-- EXTRACTED ENTRIES start --
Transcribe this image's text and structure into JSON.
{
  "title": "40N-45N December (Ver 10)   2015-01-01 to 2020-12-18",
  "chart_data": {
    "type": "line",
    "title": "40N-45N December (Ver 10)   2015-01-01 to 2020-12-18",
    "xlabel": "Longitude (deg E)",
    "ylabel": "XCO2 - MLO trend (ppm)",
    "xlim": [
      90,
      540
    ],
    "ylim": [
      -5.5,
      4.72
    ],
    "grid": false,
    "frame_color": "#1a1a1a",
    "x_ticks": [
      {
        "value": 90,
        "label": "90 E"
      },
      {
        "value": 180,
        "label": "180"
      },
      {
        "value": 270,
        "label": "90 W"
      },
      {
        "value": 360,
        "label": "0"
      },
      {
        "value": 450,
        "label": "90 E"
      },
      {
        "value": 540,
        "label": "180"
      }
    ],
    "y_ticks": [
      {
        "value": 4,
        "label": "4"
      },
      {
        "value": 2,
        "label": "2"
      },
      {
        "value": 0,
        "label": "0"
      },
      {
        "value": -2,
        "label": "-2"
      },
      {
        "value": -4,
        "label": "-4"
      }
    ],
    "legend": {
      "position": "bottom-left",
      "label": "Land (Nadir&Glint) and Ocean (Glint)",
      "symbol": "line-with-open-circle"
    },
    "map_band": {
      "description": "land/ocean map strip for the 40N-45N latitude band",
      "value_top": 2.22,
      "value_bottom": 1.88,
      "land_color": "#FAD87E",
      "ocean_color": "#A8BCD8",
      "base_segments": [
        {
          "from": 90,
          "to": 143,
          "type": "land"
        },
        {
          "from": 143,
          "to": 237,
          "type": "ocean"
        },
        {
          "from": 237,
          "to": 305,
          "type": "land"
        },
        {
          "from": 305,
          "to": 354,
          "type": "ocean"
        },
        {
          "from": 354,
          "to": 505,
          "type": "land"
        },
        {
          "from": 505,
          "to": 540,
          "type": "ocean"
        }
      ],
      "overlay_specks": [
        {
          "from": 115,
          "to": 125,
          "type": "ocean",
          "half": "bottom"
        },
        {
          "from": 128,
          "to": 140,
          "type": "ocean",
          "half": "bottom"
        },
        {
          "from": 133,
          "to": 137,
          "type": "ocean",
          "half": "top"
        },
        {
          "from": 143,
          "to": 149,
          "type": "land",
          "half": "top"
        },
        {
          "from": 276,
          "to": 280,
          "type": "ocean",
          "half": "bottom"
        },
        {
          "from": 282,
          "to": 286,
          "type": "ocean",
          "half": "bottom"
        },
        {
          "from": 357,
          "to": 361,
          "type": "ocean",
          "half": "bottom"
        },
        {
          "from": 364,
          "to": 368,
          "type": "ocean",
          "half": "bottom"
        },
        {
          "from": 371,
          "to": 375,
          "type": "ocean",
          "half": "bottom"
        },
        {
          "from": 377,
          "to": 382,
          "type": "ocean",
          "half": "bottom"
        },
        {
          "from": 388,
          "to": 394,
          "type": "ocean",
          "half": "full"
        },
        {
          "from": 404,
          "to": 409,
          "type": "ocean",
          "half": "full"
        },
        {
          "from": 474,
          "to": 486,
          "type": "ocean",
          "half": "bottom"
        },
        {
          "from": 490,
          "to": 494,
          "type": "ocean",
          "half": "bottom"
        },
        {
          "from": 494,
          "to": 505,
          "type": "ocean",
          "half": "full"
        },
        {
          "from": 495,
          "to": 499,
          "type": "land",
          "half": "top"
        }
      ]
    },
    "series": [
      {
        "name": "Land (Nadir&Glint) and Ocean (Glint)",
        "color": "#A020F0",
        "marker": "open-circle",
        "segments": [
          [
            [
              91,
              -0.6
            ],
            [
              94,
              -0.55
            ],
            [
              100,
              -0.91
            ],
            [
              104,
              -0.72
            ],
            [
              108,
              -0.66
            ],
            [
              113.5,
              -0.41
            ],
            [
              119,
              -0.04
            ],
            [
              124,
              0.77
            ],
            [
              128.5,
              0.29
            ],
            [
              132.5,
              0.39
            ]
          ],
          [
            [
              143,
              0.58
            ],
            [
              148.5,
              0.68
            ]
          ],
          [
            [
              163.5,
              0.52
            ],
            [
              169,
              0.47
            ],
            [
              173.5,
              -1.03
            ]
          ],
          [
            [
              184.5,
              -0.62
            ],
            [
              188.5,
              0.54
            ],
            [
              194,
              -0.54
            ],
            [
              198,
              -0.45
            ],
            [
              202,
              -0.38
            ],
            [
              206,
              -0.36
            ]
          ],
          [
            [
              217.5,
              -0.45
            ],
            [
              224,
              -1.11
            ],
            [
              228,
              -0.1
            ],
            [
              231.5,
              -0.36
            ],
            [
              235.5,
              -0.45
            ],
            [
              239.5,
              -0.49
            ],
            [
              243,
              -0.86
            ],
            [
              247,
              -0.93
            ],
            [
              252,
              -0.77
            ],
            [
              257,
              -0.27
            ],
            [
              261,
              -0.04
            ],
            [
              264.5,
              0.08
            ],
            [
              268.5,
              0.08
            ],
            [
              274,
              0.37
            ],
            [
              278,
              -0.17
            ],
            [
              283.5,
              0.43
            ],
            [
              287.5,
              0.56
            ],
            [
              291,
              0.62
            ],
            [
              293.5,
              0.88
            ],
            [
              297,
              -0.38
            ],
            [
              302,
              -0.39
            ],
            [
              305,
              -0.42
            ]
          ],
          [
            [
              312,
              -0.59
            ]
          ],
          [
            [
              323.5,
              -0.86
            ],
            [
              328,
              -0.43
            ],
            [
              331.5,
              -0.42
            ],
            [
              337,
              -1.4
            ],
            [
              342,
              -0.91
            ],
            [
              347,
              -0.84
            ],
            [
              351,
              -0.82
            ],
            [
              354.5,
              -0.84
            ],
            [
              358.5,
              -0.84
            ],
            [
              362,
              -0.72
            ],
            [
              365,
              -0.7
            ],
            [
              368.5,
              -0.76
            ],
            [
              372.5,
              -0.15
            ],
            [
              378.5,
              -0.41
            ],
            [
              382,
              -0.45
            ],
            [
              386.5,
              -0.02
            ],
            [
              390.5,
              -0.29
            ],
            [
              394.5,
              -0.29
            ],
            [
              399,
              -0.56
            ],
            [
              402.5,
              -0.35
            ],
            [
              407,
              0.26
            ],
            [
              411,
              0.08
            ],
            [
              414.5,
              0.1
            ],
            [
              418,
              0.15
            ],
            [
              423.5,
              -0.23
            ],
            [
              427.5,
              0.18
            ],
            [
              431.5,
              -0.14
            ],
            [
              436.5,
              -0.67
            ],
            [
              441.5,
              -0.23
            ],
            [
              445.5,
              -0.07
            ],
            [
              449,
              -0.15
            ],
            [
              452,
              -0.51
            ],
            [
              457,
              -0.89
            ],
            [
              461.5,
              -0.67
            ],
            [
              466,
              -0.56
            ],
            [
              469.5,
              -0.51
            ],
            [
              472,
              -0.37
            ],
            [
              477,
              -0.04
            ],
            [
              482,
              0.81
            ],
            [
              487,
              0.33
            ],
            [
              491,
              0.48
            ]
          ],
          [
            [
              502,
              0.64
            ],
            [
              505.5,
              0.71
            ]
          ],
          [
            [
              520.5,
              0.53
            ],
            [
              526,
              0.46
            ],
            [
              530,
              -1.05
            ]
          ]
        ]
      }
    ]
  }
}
-- EXTRACTED ENTRIES end --
*THE REQUEST*: Send back all of the entries exactly, with nothing missing.

*FINISHED TASK*:
Transcribe this image's text and structure into JSON.
{
  "title": "40N-45N December (Ver 10)   2015-01-01 to 2020-12-18",
  "chart_data": {
    "type": "line",
    "title": "40N-45N December (Ver 10)   2015-01-01 to 2020-12-18",
    "xlabel": "Longitude (deg E)",
    "ylabel": "XCO2 - MLO trend (ppm)",
    "xlim": [
      90,
      540
    ],
    "ylim": [
      -5.5,
      4.72
    ],
    "grid": false,
    "frame_color": "#1a1a1a",
    "x_ticks": [
      {
        "value": 90,
        "label": "90 E"
      },
      {
        "value": 180,
        "label": "180"
      },
      {
        "value": 270,
        "label": "90 W"
      },
      {
        "value": 360,
        "label": "0"
      },
      {
        "value": 450,
        "label": "90 E"
      },
      {
        "value": 540,
        "label": "180"
      }
    ],
    "y_ticks": [
      {
        "value": 4,
        "label": "4"
      },
      {
        "value": 2,
        "label": "2"
      },
      {
        "value": 0,
        "label": "0"
      },
      {
        "value": -2,
        "label": "-2"
      },
      {
        "value": -4,
        "label": "-4"
      }
    ],
    "legend": {
      "position": "bottom-left",
      "label": "Land (Nadir&Glint) and Ocean (Glint)",
      "symbol": "line-with-open-circle"
    },
    "map_band": {
      "description": "land/ocean map strip for the 40N-45N latitude band",
      "value_top": 2.22,
      "value_bottom": 1.88,
      "land_color": "#FAD87E",
      "ocean_color": "#A8BCD8",
      "base_segments": [
        {
          "from": 90,
          "to": 143,
          "type": "land"
        },
        {
          "from": 143,
          "to": 237,
          "type": "ocean"
        },
        {
          "from": 237,
          "to": 305,
          "type": "land"
        },
        {
          "from": 305,
          "to": 354,
          "type": "ocean"
        },
        {
          "from": 354,
          "to": 505,
          "type": "land"
        },
        {
          "from": 505,
          "to": 540,
          "type": "ocean"
        }
      ],
      "overlay_specks": [
        {
          "from": 115,
          "to": 125,
          "type": "ocean",
          "half": "bottom"
        },
        {
          "from": 128,
          "to": 140,
          "type": "ocean",
          "half": "bottom"
        },
        {
          "from": 133,
          "to": 137,
          "type": "ocean",
          "half": "top"
        },
        {
          "from": 143,
          "to": 149,
          "type": "land",
          "half": "top"
        },
        {
          "from": 276,
          "to": 280,
          "type": "ocean",
          "half": "bottom"
        },
        {
          "from": 282,
          "to": 286,
          "type": "ocean",
          "half": "bottom"
        },
        {
          "from": 357,
          "to": 361,
          "type": "ocean",
          "half": "bottom"
        },
        {
          "from": 364,
          "to": 368,
          "type": "ocean",
          "half": "bottom"
        },
        {
          "from": 371,
          "to": 375,
          "type": "ocean",
          "half": "bottom"
        },
        {
          "from": 377,
          "to": 382,
          "type": "ocean",
          "half": "bottom"
        },
        {
          "from": 388,
          "to": 394,
          "type": "ocean",
          "half": "full"
        },
        {
          "from": 404,
          "to": 409,
          "type": "ocean",
          "half": "full"
        },
        {
          "from": 474,
          "to": 486,
          "type": "ocean",
          "half": "bottom"
        },
        {
          "from": 490,
          "to": 494,
          "type": "ocean",
          "half": "bottom"
        },
        {
          "from": 494,
          "to": 505,
          "type": "ocean",
          "half": "full"
        },
        {
          "from": 495,
          "to": 499,
          "type": "land",
          "half": "top"
        }
      ]
    },
    "series": [
      {
        "name": "Land (Nadir&Glint) and Ocean (Glint)",
        "color": "#A020F0",
        "marker": "open-circle",
        "segments": [
          [
            [
              91,
              -0.6
            ],
            [
              94,
              -0.55
            ],
            [
              100,
              -0.91
            ],
            [
              104,
              -0.72
            ],
            [
              108,
              -0.66
            ],
            [
              113.5,
              -0.41
            ],
            [
              119,
              -0.04
            ],
            [
              124,
              0.77
            ],
            [
              128.5,
              0.29
            ],
            [
              132.5,
              0.39
            ]
          ],
          [
            [
              143,
              0.58
            ],
            [
              148.5,
              0.68
            ]
          ],
          [
            [
              163.5,
              0.52
            ],
            [
              169,
              0.47
            ],
            [
              173.5,
              -1.03
            ]
          ],
          [
            [
              184.5,
              -0.62
            ],
            [
              188.5,
              0.54
            ],
            [
              194,
              -0.54
            ],
            [
              198,
              -0.45
            ],
            [
              202,
              -0.38
            ],
            [
              206,
              -0.36
            ]
          ],
          [
            [
              217.5,
              -0.45
            ],
            [
              224,
              -1.11
            ],
            [
              228,
              -0.1
            ],
            [
              231.5,
              -0.36
            ],
            [
              235.5,
              -0.45
            ],
            [
              239.5,
              -0.49
            ],
            [
              243,
              -0.86
            ],
            [
              247,
              -0.93
            ],
            [
              252,
              -0.77
            ],
            [
              257,
              -0.27
            ],
            [
              261,
              -0.04
            ],
            [
              264.5,
              0.08
            ],
            [
              268.5,
              0.08
            ],
            [
              274,
              0.37
            ],
            [
              278,
              -0.17
            ],
            [
              283.5,
              0.43
            ],
            [
              287.5,
              0.56
            ],
            [
              291,
              0.62
            ],
            [
              293.5,
              0.88
            ],
            [
              297,
              -0.38
            ],
            [
              302,
              -0.39
            ],
            [
              305,
              -0.42
            ]
          ],
          [
            [
              312,
              -0.59
            ]
          ],
          [
            [
              323.5,
              -0.86
            ],
            [
              328,
              -0.43
            ],
            [
              331.5,
              -0.42
            ],
            [
              337,
              -1.4
            ],
            [
              342,
              -0.91
            ],
            [
              347,
              -0.84
            ],
            [
              351,
              -0.82
            ],
            [
              354.5,
              -0.84
            ],
            [
              358.5,
              -0.84
            ],
            [
              362,
              -0.72
            ],
            [
              365,
              -0.7
            ],
            [
              368.5,
              -0.76
            ],
            [
              372.5,
              -0.15
            ],
            [
              378.5,
              -0.41
            ],
            [
              382,
              -0.45
            ],
            [
              386.5,
              -0.02
            ],
            [
              390.5,
              -0.29
            ],
            [
              394.5,
              -0.29
            ],
            [
              399,
              -0.56
            ],
            [
              402.5,
              -0.35
            ],
            [
              407,
              0.26
            ],
            [
              411,
              0.08
            ],
            [
              414.5,
              0.1
            ],
            [
              418,
              0.15
            ],
            [
              423.5,
              -0.23
            ],
            [
              427.5,
              0.18
            ],
            [
              431.5,
              -0.14
            ],
            [
              436.5,
              -0.67
            ],
            [
              441.5,
              -0.23
            ],
            [
              445.5,
              -0.07
            ],
            [
              449,
              -0.15
            ],
            [
              452,
              -0.51
            ],
            [
              457,
              -0.89
            ],
            [
              461.5,
              -0.67
            ],
            [
              466,
              -0.56
            ],
            [
              469.5,
              -0.51
            ],
            [
              472,
              -0.37
            ],
            [
              477,
              -0.04
            ],
            [
              482,
              0.81
            ],
            [
              487,
              0.33
            ],
            [
              491,
              0.48
            ]
          ],
          [
            [
              502,
              0.64
            ],
            [
              505.5,
              0.71
            ]
          ],
          [
            [
              520.5,
              0.53
            ],
            [
              526,
              0.46
            ],
            [
              530,
              -1.05
            ]
          ]
        ]
      }
    ]
  }
}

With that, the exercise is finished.